### Exercise brief
Lines containing the string "участков" are to be counted. Write only how many there are.

### Input for this task
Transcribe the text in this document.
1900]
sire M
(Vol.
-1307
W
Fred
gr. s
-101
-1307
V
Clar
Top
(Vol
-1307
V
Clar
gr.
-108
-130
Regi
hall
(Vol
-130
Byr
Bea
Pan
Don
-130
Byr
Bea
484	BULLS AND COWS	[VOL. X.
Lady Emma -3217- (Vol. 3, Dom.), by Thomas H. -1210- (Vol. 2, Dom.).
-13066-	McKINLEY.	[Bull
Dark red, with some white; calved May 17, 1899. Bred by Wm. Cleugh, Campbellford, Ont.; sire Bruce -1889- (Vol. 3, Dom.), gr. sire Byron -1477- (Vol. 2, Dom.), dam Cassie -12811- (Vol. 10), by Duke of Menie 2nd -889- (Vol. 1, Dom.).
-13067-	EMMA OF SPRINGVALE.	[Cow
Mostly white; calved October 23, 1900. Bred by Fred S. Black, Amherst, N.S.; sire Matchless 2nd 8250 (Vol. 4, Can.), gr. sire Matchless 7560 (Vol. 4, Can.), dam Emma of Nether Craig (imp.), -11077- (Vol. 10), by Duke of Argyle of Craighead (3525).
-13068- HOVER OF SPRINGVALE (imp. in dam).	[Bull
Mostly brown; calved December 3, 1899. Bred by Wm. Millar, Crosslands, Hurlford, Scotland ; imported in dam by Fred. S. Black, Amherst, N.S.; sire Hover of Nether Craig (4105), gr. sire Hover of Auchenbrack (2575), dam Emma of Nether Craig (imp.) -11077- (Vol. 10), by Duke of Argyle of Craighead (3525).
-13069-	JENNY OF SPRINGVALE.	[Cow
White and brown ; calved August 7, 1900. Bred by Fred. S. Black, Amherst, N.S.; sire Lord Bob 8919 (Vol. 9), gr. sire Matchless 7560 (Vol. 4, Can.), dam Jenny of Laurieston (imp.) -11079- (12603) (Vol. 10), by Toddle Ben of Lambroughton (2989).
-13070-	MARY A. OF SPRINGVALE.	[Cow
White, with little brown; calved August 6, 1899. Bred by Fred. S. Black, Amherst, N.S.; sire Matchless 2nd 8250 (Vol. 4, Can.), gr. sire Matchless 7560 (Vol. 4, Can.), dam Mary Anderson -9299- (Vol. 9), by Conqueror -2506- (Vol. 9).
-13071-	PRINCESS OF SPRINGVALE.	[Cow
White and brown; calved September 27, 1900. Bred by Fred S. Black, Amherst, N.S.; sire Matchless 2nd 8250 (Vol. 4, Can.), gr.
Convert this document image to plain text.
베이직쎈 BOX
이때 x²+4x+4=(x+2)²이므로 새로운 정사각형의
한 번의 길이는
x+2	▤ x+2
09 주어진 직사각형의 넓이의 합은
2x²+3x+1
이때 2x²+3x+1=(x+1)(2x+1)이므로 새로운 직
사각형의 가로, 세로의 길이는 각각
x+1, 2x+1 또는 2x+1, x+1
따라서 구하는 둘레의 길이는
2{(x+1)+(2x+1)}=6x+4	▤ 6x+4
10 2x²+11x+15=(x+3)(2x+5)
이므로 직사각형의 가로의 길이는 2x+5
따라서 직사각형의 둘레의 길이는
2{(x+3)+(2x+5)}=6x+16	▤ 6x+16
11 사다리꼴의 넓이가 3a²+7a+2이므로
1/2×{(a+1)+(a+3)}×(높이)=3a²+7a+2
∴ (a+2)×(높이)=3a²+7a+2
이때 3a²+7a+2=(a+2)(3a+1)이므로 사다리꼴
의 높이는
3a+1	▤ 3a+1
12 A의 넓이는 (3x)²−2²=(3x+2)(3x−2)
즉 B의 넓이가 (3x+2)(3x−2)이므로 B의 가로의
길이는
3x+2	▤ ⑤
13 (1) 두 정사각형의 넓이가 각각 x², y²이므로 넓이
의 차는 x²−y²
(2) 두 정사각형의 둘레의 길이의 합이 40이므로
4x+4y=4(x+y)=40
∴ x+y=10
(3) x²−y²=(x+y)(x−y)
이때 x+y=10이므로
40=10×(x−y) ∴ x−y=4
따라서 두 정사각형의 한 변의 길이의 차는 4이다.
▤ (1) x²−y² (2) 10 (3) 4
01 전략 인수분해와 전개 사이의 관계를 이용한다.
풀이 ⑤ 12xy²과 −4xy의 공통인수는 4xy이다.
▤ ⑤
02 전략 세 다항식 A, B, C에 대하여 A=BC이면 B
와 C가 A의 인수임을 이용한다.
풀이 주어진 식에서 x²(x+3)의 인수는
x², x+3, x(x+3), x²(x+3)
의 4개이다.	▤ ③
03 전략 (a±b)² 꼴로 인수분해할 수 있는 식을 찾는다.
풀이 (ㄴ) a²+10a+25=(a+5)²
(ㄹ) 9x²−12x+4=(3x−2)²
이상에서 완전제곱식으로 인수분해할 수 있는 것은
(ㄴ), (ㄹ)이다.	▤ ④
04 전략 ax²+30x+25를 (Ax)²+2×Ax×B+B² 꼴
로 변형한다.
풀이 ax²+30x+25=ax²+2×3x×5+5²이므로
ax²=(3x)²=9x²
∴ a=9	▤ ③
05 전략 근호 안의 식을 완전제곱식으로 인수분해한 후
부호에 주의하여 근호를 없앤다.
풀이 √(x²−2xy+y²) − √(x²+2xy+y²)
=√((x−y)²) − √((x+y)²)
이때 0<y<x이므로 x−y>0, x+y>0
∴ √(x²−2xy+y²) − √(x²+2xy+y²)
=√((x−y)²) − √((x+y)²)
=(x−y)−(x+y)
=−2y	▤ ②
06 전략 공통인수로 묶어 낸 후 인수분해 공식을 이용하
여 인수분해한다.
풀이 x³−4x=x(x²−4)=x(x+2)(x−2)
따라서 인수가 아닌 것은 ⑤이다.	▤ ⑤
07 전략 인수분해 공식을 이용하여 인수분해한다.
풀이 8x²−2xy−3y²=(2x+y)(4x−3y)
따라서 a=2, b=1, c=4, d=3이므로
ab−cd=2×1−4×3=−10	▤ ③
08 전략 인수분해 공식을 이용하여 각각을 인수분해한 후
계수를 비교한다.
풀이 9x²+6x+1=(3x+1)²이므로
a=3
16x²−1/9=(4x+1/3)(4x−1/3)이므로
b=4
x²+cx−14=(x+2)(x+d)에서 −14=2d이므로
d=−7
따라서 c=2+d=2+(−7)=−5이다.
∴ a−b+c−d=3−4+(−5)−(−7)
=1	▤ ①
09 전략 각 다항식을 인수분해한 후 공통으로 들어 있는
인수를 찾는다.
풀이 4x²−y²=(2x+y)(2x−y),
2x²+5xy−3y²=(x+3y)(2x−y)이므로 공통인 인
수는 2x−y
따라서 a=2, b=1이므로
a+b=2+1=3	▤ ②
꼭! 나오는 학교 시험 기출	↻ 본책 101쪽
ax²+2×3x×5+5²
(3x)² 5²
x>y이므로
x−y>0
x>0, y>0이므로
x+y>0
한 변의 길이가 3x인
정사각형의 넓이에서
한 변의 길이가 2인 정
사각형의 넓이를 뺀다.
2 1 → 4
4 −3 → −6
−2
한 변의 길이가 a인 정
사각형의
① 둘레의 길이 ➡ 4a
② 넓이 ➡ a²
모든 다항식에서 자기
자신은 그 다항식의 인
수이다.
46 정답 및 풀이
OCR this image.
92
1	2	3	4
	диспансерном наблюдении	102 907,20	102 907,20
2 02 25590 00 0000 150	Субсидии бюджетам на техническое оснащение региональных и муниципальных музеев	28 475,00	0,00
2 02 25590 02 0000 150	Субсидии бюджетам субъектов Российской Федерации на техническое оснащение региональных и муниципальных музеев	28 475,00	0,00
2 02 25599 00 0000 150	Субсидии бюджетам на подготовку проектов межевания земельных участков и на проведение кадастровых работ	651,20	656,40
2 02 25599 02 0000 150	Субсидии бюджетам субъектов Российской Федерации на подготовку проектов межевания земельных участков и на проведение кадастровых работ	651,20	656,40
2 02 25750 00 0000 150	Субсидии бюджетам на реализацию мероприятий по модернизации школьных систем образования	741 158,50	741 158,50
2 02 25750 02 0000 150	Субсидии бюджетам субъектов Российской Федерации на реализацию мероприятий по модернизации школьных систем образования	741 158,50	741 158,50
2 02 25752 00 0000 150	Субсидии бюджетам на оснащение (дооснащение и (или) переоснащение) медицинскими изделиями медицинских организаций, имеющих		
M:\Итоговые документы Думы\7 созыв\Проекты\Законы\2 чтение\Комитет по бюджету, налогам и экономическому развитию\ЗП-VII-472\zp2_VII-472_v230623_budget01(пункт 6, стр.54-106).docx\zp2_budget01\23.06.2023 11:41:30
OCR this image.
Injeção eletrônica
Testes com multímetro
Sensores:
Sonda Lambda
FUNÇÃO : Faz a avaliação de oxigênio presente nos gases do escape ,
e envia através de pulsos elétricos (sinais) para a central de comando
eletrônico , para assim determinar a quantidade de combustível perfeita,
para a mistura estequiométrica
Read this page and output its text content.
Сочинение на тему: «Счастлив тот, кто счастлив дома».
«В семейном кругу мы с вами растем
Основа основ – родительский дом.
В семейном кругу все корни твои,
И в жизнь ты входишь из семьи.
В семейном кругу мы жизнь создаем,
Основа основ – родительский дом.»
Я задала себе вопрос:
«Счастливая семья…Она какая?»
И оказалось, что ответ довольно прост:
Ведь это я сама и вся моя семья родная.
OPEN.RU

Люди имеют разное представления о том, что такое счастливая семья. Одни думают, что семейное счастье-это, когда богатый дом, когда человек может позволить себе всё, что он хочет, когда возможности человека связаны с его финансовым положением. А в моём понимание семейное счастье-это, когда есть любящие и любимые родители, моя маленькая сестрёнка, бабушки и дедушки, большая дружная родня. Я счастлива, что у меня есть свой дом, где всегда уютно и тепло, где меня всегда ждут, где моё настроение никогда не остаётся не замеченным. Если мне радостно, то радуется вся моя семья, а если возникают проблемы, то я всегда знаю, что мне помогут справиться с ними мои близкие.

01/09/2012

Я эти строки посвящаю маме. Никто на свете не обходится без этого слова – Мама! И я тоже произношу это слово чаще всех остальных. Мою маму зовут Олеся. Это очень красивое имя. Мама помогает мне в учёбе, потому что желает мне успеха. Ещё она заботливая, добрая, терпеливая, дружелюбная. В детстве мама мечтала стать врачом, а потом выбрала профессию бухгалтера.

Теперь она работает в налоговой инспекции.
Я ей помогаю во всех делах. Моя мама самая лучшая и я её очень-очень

### The output
2